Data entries
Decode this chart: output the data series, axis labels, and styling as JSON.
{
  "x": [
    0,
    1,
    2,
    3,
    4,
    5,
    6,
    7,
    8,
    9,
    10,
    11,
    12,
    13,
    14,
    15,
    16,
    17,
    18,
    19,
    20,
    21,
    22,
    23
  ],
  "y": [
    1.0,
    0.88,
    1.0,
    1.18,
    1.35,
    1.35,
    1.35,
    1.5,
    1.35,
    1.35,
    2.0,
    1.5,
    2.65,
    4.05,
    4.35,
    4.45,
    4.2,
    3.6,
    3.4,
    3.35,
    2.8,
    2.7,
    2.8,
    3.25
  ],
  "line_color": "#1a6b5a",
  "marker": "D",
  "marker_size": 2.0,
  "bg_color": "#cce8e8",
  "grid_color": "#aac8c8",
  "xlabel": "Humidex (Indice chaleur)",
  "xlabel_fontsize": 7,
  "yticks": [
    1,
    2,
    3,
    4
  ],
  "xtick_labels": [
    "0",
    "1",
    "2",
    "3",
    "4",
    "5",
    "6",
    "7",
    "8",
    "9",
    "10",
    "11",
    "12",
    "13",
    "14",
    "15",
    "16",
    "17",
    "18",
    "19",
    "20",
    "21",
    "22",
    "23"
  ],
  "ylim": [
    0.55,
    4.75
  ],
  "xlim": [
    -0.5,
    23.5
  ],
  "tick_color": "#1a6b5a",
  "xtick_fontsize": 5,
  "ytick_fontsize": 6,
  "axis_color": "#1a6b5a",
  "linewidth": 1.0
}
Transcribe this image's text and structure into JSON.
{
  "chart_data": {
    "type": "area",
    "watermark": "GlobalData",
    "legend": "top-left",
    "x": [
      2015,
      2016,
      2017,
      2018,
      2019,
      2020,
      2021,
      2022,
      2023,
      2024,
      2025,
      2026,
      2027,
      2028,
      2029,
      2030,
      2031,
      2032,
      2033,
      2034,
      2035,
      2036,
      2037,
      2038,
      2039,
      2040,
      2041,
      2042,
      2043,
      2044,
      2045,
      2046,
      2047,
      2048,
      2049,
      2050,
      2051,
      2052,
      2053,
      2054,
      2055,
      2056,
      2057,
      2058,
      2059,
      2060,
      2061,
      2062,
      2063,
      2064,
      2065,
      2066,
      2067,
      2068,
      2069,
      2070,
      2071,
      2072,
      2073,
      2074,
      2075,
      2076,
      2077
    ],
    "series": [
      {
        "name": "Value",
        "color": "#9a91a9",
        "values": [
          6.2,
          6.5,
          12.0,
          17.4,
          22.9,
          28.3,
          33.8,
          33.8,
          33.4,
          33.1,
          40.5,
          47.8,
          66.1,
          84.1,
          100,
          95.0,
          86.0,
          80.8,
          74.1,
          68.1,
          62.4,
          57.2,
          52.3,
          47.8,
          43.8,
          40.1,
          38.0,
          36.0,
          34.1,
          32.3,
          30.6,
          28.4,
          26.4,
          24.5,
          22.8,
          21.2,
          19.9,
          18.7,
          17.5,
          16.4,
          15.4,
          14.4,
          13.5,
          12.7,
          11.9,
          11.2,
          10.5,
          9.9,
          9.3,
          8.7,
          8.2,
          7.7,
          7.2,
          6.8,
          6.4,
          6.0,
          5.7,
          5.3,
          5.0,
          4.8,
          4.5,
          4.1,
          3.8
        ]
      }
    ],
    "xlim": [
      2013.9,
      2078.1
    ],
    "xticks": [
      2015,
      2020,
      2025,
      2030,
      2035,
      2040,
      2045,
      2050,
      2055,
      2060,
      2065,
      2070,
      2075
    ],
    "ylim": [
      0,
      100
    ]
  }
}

What is needed> Copy each line of the listing in which the word "series" can be found.

Solved exercise>
Decode this chart: output the data series, axis labels, and styling as JSON.
    "series": [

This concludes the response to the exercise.